▶ _To be done_:
Below are the records. Count the lines containing the string "this", and reply with the number alone.

▶ _Records provided_:
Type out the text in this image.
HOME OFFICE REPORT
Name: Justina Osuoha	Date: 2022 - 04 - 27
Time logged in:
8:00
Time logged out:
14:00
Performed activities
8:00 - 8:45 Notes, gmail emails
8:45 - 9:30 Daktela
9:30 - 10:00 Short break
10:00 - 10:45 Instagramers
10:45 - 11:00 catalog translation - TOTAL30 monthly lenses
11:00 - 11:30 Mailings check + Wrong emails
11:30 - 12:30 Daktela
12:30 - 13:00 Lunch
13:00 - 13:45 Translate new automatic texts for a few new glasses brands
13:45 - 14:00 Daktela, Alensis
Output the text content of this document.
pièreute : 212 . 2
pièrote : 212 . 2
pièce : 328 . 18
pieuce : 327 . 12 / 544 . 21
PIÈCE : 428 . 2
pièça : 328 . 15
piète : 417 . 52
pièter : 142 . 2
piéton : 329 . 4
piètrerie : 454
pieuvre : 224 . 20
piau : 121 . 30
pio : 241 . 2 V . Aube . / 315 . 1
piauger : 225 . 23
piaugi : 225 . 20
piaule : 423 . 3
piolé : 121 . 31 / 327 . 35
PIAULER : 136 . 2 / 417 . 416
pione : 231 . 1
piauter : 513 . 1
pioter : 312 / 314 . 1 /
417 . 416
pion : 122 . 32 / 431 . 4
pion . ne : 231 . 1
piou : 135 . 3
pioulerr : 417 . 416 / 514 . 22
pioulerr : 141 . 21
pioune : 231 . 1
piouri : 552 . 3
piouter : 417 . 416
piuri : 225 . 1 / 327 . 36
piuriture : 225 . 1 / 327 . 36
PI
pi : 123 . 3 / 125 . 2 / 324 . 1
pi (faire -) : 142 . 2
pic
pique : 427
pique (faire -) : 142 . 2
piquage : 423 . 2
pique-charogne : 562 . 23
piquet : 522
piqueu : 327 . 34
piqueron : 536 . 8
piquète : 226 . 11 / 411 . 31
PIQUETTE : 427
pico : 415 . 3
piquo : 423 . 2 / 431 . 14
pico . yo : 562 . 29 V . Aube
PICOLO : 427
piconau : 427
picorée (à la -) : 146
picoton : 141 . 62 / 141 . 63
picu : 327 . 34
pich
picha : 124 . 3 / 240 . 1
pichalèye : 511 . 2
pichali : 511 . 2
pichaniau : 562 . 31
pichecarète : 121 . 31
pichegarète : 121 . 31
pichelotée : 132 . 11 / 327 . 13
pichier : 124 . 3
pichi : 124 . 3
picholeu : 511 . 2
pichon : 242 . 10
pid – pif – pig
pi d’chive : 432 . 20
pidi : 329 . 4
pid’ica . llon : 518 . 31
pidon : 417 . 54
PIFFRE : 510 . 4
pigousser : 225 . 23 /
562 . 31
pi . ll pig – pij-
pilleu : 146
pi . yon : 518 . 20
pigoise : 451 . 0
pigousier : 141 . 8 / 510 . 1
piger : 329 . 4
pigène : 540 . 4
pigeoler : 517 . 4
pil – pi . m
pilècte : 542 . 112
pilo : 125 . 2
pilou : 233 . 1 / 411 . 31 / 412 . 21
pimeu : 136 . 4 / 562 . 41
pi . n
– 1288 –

▶ _Answer to the exercise_:
2